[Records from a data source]
[Begin]
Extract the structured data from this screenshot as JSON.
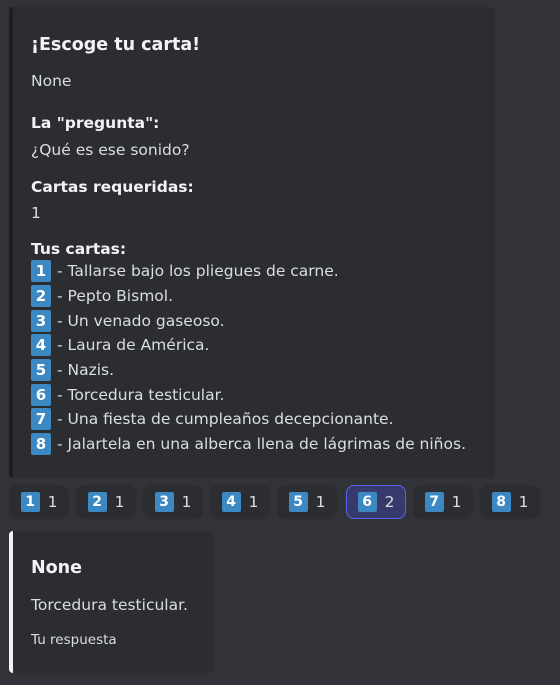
{
  "embed": {
    "title": "¡Escoge tu carta!",
    "description": "None",
    "fields": [
      {
        "name": "La \"pregunta\":",
        "value": "¿Qué es ese sonido?"
      },
      {
        "name": "Cartas requeridas:",
        "value": "1"
      },
      {
        "name": "Tus cartas:"
      }
    ],
    "cards": [
      {
        "number": "1",
        "text": "- Tallarse bajo los pliegues de carne."
      },
      {
        "number": "2",
        "text": "- Pepto Bismol."
      },
      {
        "number": "3",
        "text": "- Un venado gaseoso."
      },
      {
        "number": "4",
        "text": "- Laura de América."
      },
      {
        "number": "5",
        "text": "- Nazis."
      },
      {
        "number": "6",
        "text": "- Torcedura testicular."
      },
      {
        "number": "7",
        "text": "- Una fiesta de cumpleaños decepcionante."
      },
      {
        "number": "8",
        "text": "- Jalartela en una alberca llena de lágrimas de niños."
      }
    ]
  },
  "buttons": [
    {
      "emoji": "1",
      "count": "1"
    },
    {
      "emoji": "2",
      "count": "1"
    },
    {
      "emoji": "3",
      "count": "1"
    },
    {
      "emoji": "4",
      "count": "1"
    },
    {
      "emoji": "5",
      "count": "1"
    },
    {
      "emoji": "6",
      "count": "2",
      "selected": true
    },
    {
      "emoji": "7",
      "count": "1"
    },
    {
      "emoji": "8",
      "count": "1"
    }
  ],
  "answer_embed": {
    "title": "None",
    "description": "Torcedura testicular.",
    "footer": "Tu respuesta"
  },
  "colors": {
    "background": "#313338",
    "embed_background": "#2b2d31",
    "keycap_blue": "#3b88c3",
    "selected_border": "#5865f2"
  }
}
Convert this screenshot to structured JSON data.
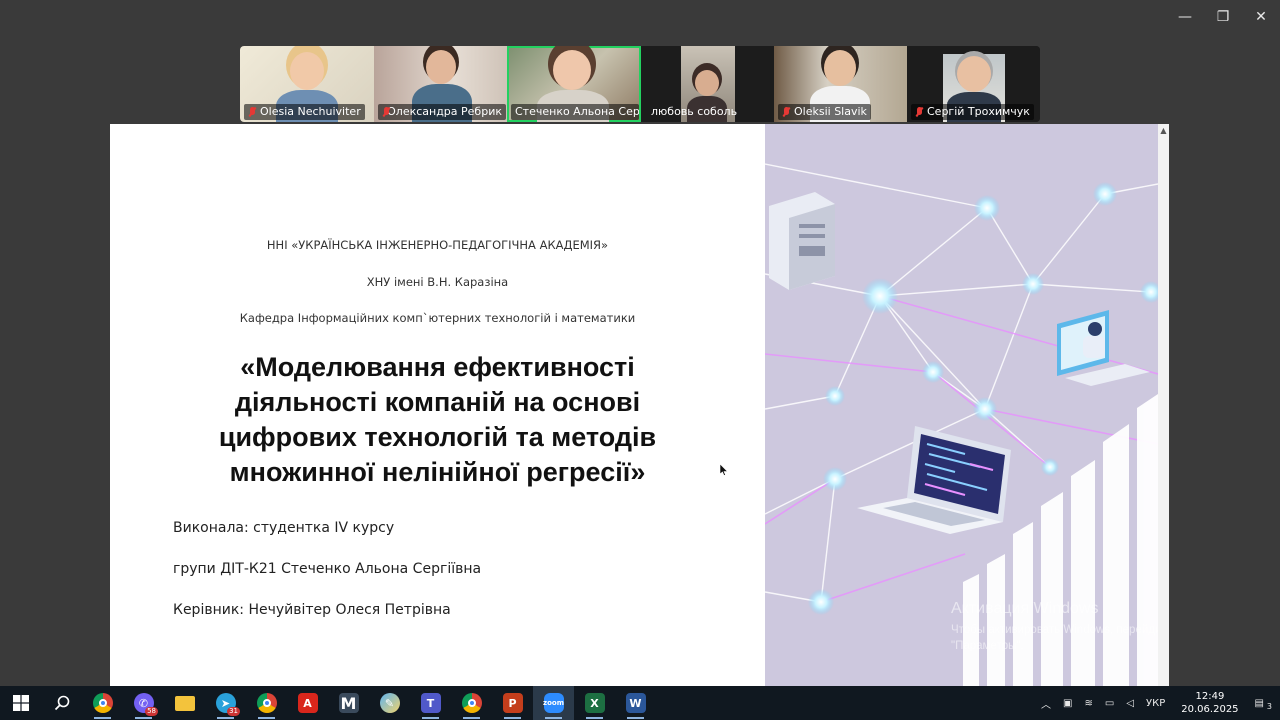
{
  "window": {
    "minimize_glyph": "—",
    "maximize_glyph": "❐",
    "close_glyph": "✕"
  },
  "participants": [
    {
      "name": "Olesia Nechuiviter",
      "muted": true
    },
    {
      "name": "Олександра Ребрик",
      "muted": true
    },
    {
      "name": "Стеченко Альона Сергіїв...",
      "muted": false,
      "active": true
    },
    {
      "name": "любовь соболь",
      "muted": false
    },
    {
      "name": "Oleksii Slavik",
      "muted": true
    },
    {
      "name": "Сергій Трохимчук",
      "muted": true
    }
  ],
  "slide": {
    "institute": "ННІ «УКРАЇНСЬКА ІНЖЕНЕРНО-ПЕДАГОГІЧНА АКАДЕМІЯ»",
    "university": "ХНУ імені В.Н. Каразіна",
    "department": "Кафедра Інформаційних комп`ютерних технологій і математики",
    "title_lines": [
      "«Моделювання ефективності",
      "діяльності компаній на основі",
      "цифрових технологій та методів",
      "множинної нелінійної регресії»"
    ],
    "performer": "Виконала: студентка IV курсу",
    "group": "групи ДІТ-К21 Стеченко Альона Сергіївна",
    "supervisor": "Керівник: Нечуйвітер Олеся Петрівна"
  },
  "watermark": {
    "line1": "Активация Windows",
    "line2": "Чтобы активировать Windows, перейдите в раздел",
    "line3": "\"Параметры\"."
  },
  "taskbar": {
    "badges": {
      "viber": "58",
      "telegram": "31"
    },
    "tray": {
      "language": "УКР",
      "time": "12:49",
      "date": "20.06.2025",
      "notifications": "3"
    }
  },
  "colors": {
    "active_speaker": "#23d160",
    "slide_right_bg": "#cdc8de",
    "taskbar_bg": "#101820"
  }
}
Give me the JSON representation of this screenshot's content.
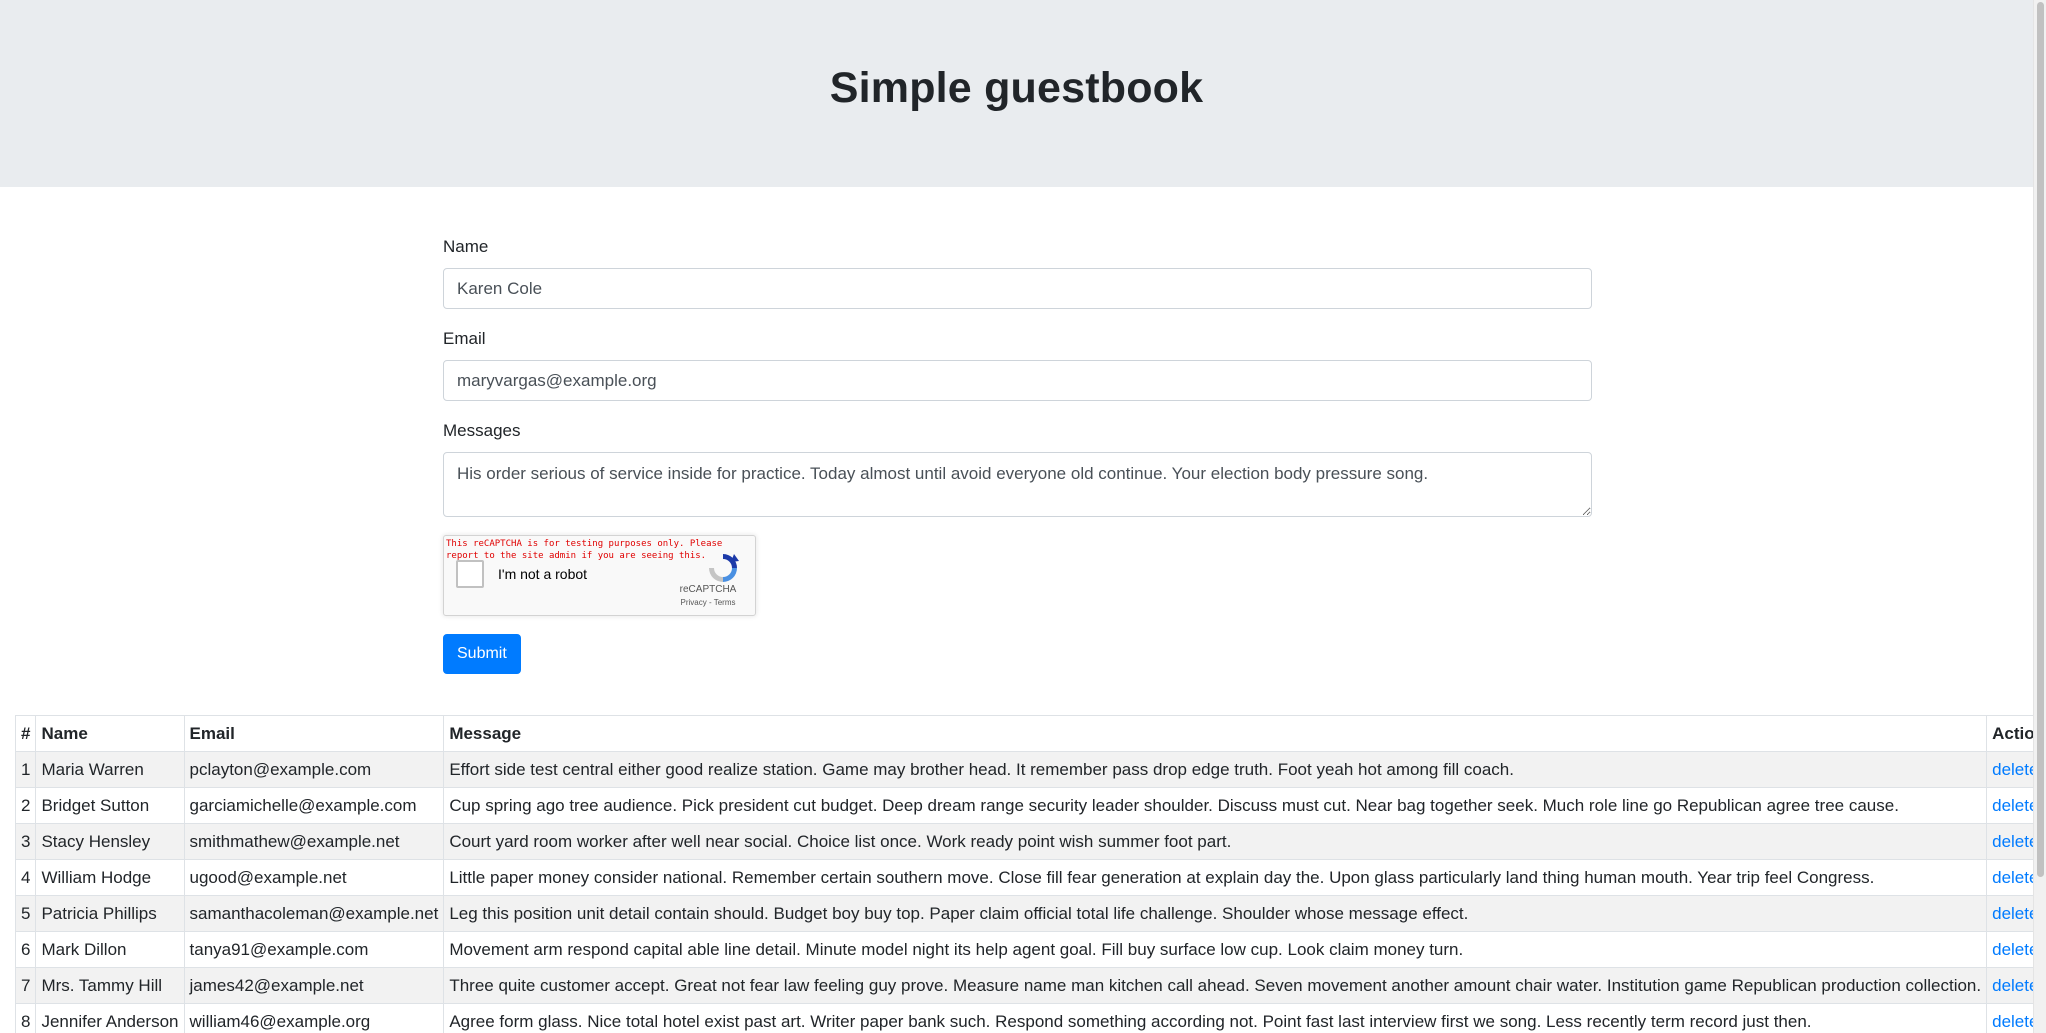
{
  "header": {
    "title": "Simple guestbook"
  },
  "form": {
    "name_label": "Name",
    "name_value": "Karen Cole",
    "email_label": "Email",
    "email_value": "maryvargas@example.org",
    "messages_label": "Messages",
    "messages_value": "His order serious of service inside for practice. Today almost until avoid everyone old continue. Your election body pressure song.",
    "submit_label": "Submit"
  },
  "recaptcha": {
    "warning": "This reCAPTCHA is for testing purposes only. Please report to the site admin if you are seeing this.",
    "checkbox_label": "I'm not a robot",
    "brand": "reCAPTCHA",
    "links": "Privacy - Terms"
  },
  "table": {
    "headers": [
      "#",
      "Name",
      "Email",
      "Message",
      "Action"
    ],
    "rows": [
      {
        "id": "1",
        "name": "Maria Warren",
        "email": "pclayton@example.com",
        "message": "Effort side test central either good realize station. Game may brother head. It remember pass drop edge truth. Foot yeah hot among fill coach.",
        "action": "delete"
      },
      {
        "id": "2",
        "name": "Bridget Sutton",
        "email": "garciamichelle@example.com",
        "message": "Cup spring ago tree audience. Pick president cut budget. Deep dream range security leader shoulder. Discuss must cut. Near bag together seek. Much role line go Republican agree tree cause.",
        "action": "delete"
      },
      {
        "id": "3",
        "name": "Stacy Hensley",
        "email": "smithmathew@example.net",
        "message": "Court yard room worker after well near social. Choice list once. Work ready point wish summer foot part.",
        "action": "delete"
      },
      {
        "id": "4",
        "name": "William Hodge",
        "email": "ugood@example.net",
        "message": "Little paper money consider national. Remember certain southern move. Close fill fear generation at explain day the. Upon glass particularly land thing human mouth. Year trip feel Congress.",
        "action": "delete"
      },
      {
        "id": "5",
        "name": "Patricia Phillips",
        "email": "samanthacoleman@example.net",
        "message": "Leg this position unit detail contain should. Budget boy buy top. Paper claim official total life challenge. Shoulder whose message effect.",
        "action": "delete"
      },
      {
        "id": "6",
        "name": "Mark Dillon",
        "email": "tanya91@example.com",
        "message": "Movement arm respond capital able line detail. Minute model night its help agent goal. Fill buy surface low cup. Look claim money turn.",
        "action": "delete"
      },
      {
        "id": "7",
        "name": "Mrs. Tammy Hill",
        "email": "james42@example.net",
        "message": "Three quite customer accept. Great not fear law feeling guy prove. Measure name man kitchen call ahead. Seven movement another amount chair water. Institution game Republican production collection.",
        "action": "delete"
      },
      {
        "id": "8",
        "name": "Jennifer Anderson",
        "email": "william46@example.org",
        "message": "Agree form glass. Nice total hotel exist past art. Writer paper bank such. Respond something according not. Point fast last interview first we song. Less recently term record just then.",
        "action": "delete"
      }
    ]
  }
}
[End]
▶ _SHORT PROBLEM_: Take the listing and print it again exactly, but without any pictures.

▶ _RESPONSE_:
Extract the structured data from this screenshot as JSON.
{
  "embed": {
    "title": "¡Escoge tu carta!",
    "description": "None",
    "fields": [
      {
        "name": "La \"pregunta\":",
        "value": "¿Qué es ese sonido?"
      },
      {
        "name": "Cartas requeridas:",
        "value": "1"
      },
      {
        "name": "Tus cartas:"
      }
    ],
    "cards": [
      {
        "number": "1",
        "text": "- Tallarse bajo los pliegues de carne."
      },
      {
        "number": "2",
        "text": "- Pepto Bismol."
      },
      {
        "number": "3",
        "text": "- Un venado gaseoso."
      },
      {
        "number": "4",
        "text": "- Laura de América."
      },
      {
        "number": "5",
        "text": "- Nazis."
      },
      {
        "number": "6",
        "text": "- Torcedura testicular."
      },
      {
        "number": "7",
        "text": "- Una fiesta de cumpleaños decepcionante."
      },
      {
        "number": "8",
        "text": "- Jalartela en una alberca llena de lágrimas de niños."
      }
    ]
  },
  "buttons": [
    {
      "emoji": "1",
      "count": "1"
    },
    {
      "emoji": "2",
      "count": "1"
    },
    {
      "emoji": "3",
      "count": "1"
    },
    {
      "emoji": "4",
      "count": "1"
    },
    {
      "emoji": "5",
      "count": "1"
    },
    {
      "emoji": "6",
      "count": "2",
      "selected": true
    },
    {
      "emoji": "7",
      "count": "1"
    },
    {
      "emoji": "8",
      "count": "1"
    }
  ],
  "answer_embed": {
    "title": "None",
    "description": "Torcedura testicular.",
    "footer": "Tu respuesta"
  },
  "colors": {
    "background": "#313338",
    "embed_background": "#2b2d31",
    "keycap_blue": "#3b88c3",
    "selected_border": "#5865f2"
  }
}
Convert this screenshot to structured JSON data.
{
  "window": {
    "minimize_glyph": "—",
    "maximize_glyph": "❐",
    "close_glyph": "✕"
  },
  "participants": [
    {
      "name": "Olesia Nechuiviter",
      "muted": true
    },
    {
      "name": "Олександра Ребрик",
      "muted": true
    },
    {
      "name": "Стеченко Альона Сергіїв...",
      "muted": false,
      "active": true
    },
    {
      "name": "любовь соболь",
      "muted": false
    },
    {
      "name": "Oleksii Slavik",
      "muted": true
    },
    {
      "name": "Сергій Трохимчук",
      "muted": true
    }
  ],
  "slide": {
    "institute": "ННІ «УКРАЇНСЬКА ІНЖЕНЕРНО-ПЕДАГОГІЧНА АКАДЕМІЯ»",
    "university": "ХНУ імені В.Н. Каразіна",
    "department": "Кафедра Інформаційних комп`ютерних технологій і математики",
    "title_lines": [
      "«Моделювання ефективності",
      "діяльності компаній на основі",
      "цифрових технологій та методів",
      "множинної нелінійної регресії»"
    ],
    "performer": "Виконала: студентка IV курсу",
    "group": "групи ДІТ-К21 Стеченко Альона Сергіївна",
    "supervisor": "Керівник: Нечуйвітер Олеся Петрівна"
  },
  "watermark": {
    "line1": "Активация Windows",
    "line2": "Чтобы активировать Windows, перейдите в раздел",
    "line3": "\"Параметры\"."
  },
  "taskbar": {
    "badges": {
      "viber": "58",
      "telegram": "31"
    },
    "tray": {
      "language": "УКР",
      "time": "12:49",
      "date": "20.06.2025",
      "notifications": "3"
    }
  },
  "colors": {
    "active_speaker": "#23d160",
    "slide_right_bg": "#cdc8de",
    "taskbar_bg": "#101820"
  }
}
Give me the JSON representation of this screenshot's content.
{
  "header": {
    "title": "Simple guestbook"
  },
  "form": {
    "name_label": "Name",
    "name_value": "Karen Cole",
    "email_label": "Email",
    "email_value": "maryvargas@example.org",
    "messages_label": "Messages",
    "messages_value": "His order serious of service inside for practice. Today almost until avoid everyone old continue. Your election body pressure song.",
    "submit_label": "Submit"
  },
  "recaptcha": {
    "warning": "This reCAPTCHA is for testing purposes only. Please report to the site admin if you are seeing this.",
    "checkbox_label": "I'm not a robot",
    "brand": "reCAPTCHA",
    "links": "Privacy - Terms"
  },
  "table": {
    "headers": [
      "#",
      "Name",
      "Email",
      "Message",
      "Action"
    ],
    "rows": [
      {
        "id": "1",
        "name": "Maria Warren",
        "email": "pclayton@example.com",
        "message": "Effort side test central either good realize station. Game may brother head. It remember pass drop edge truth. Foot yeah hot among fill coach.",
        "action": "delete"
      },
      {
        "id": "2",
        "name": "Bridget Sutton",
        "email": "garciamichelle@example.com",
        "message": "Cup spring ago tree audience. Pick president cut budget. Deep dream range security leader shoulder. Discuss must cut. Near bag together seek. Much role line go Republican agree tree cause.",
        "action": "delete"
      },
      {
        "id": "3",
        "name": "Stacy Hensley",
        "email": "smithmathew@example.net",
        "message": "Court yard room worker after well near social. Choice list once. Work ready point wish summer foot part.",
        "action": "delete"
      },
      {
        "id": "4",
        "name": "William Hodge",
        "email": "ugood@example.net",
        "message": "Little paper money consider national. Remember certain southern move. Close fill fear generation at explain day the. Upon glass particularly land thing human mouth. Year trip feel Congress.",
        "action": "delete"
      },
      {
        "id": "5",
        "name": "Patricia Phillips",
        "email": "samanthacoleman@example.net",
        "message": "Leg this position unit detail contain should. Budget boy buy top. Paper claim official total life challenge. Shoulder whose message effect.",
        "action": "delete"
      },
      {
        "id": "6",
        "name": "Mark Dillon",
        "email": "tanya91@example.com",
        "message": "Movement arm respond capital able line detail. Minute model night its help agent goal. Fill buy surface low cup. Look claim money turn.",
        "action": "delete"
      },
      {
        "id": "7",
        "name": "Mrs. Tammy Hill",
        "email": "james42@example.net",
        "message": "Three quite customer accept. Great not fear law feeling guy prove. Measure name man kitchen call ahead. Seven movement another amount chair water. Institution game Republican production collection.",
        "action": "delete"
      },
      {
        "id": "8",
        "name": "Jennifer Anderson",
        "email": "william46@example.org",
        "message": "Agree form glass. Nice total hotel exist past art. Writer paper bank such. Respond something according not. Point fast last interview first we song. Less recently term record just then.",
        "action": "delete"
      }
    ]
  }
}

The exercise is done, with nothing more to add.